Goal of the exercise: Transcribe all of the records precisely as they are presented.

Task material:
----------------------------------------

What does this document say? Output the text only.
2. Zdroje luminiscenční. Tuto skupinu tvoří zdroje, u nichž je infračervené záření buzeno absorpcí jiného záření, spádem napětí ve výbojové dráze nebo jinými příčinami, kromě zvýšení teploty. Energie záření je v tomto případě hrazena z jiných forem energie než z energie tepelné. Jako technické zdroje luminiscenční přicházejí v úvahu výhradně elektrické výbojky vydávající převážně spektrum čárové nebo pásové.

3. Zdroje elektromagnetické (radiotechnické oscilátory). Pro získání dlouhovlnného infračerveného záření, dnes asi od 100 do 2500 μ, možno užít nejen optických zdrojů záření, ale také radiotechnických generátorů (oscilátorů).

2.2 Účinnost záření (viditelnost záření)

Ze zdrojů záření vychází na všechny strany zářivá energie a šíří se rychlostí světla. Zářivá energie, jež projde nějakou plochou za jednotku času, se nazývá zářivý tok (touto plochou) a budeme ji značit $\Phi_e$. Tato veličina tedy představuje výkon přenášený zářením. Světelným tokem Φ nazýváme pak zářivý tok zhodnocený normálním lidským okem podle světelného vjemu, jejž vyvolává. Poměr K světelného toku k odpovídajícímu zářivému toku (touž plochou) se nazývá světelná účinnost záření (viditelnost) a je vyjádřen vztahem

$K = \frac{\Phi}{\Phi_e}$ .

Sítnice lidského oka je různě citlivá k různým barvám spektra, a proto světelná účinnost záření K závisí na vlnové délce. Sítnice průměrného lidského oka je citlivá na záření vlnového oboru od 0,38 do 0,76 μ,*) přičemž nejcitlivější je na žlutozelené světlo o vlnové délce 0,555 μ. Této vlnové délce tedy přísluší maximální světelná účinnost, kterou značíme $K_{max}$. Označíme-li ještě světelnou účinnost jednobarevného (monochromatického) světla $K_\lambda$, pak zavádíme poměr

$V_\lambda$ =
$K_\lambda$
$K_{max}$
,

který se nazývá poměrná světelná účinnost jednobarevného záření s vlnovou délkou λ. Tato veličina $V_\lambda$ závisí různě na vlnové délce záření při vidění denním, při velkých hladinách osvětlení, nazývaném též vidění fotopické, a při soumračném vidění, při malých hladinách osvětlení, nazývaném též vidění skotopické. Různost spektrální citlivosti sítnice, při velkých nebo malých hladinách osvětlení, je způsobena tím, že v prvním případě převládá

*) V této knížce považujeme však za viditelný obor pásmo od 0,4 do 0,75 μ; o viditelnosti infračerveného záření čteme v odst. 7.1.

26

----------------------------------------

Solution:
What does this document say? Output the text only.
2. Zdroje luminiscenční. Tuto skupinu tvoří zdroje, u nichž je infračervené záření buzeno absorpcí jiného záření, spádem napětí ve výbojové dráze nebo jinými příčinami, kromě zvýšení teploty. Energie záření je v tomto případě hrazena z jiných forem energie než z energie tepelné. Jako technické zdroje luminiscenční přicházejí v úvahu výhradně elektrické výbojky vydávající převážně spektrum čárové nebo pásové.

3. Zdroje elektromagnetické (radiotechnické oscilátory). Pro získání dlouhovlnného infračerveného záření, dnes asi od 100 do 2500 μ, možno užít nejen optických zdrojů záření, ale také radiotechnických generátorů (oscilátorů).

2.2 Účinnost záření (viditelnost záření)

Ze zdrojů záření vychází na všechny strany zářivá energie a šíří se rychlostí světla. Zářivá energie, jež projde nějakou plochou za jednotku času, se nazývá zářivý tok (touto plochou) a budeme ji značit $\Phi_e$. Tato veličina tedy představuje výkon přenášený zářením. Světelným tokem Φ nazýváme pak zářivý tok zhodnocený normálním lidským okem podle světelného vjemu, jejž vyvolává. Poměr K světelného toku k odpovídajícímu zářivému toku (touž plochou) se nazývá světelná účinnost záření (viditelnost) a je vyjádřen vztahem

$K = \frac{\Phi}{\Phi_e}$ .

Sítnice lidského oka je různě citlivá k různým barvám spektra, a proto světelná účinnost záření K závisí na vlnové délce. Sítnice průměrného lidského oka je citlivá na záření vlnového oboru od 0,38 do 0,76 μ,*) přičemž nejcitlivější je na žlutozelené světlo o vlnové délce 0,555 μ. Této vlnové délce tedy přísluší maximální světelná účinnost, kterou značíme $K_{max}$. Označíme-li ještě světelnou účinnost jednobarevného (monochromatického) světla $K_\lambda$, pak zavádíme poměr

$V_\lambda$ =
$K_\lambda$
$K_{max}$
,

který se nazývá poměrná světelná účinnost jednobarevného záření s vlnovou délkou λ. Tato veličina $V_\lambda$ závisí různě na vlnové délce záření při vidění denním, při velkých hladinách osvětlení, nazývaném též vidění fotopické, a při soumračném vidění, při malých hladinách osvětlení, nazývaném též vidění skotopické. Různost spektrální citlivosti sítnice, při velkých nebo malých hladinách osvětlení, je způsobena tím, že v prvním případě převládá

*) V této knížce považujeme však za viditelný obor pásmo od 0,4 do 0,75 μ; o viditelnosti infračerveného záření čteme v odst. 7.1.

26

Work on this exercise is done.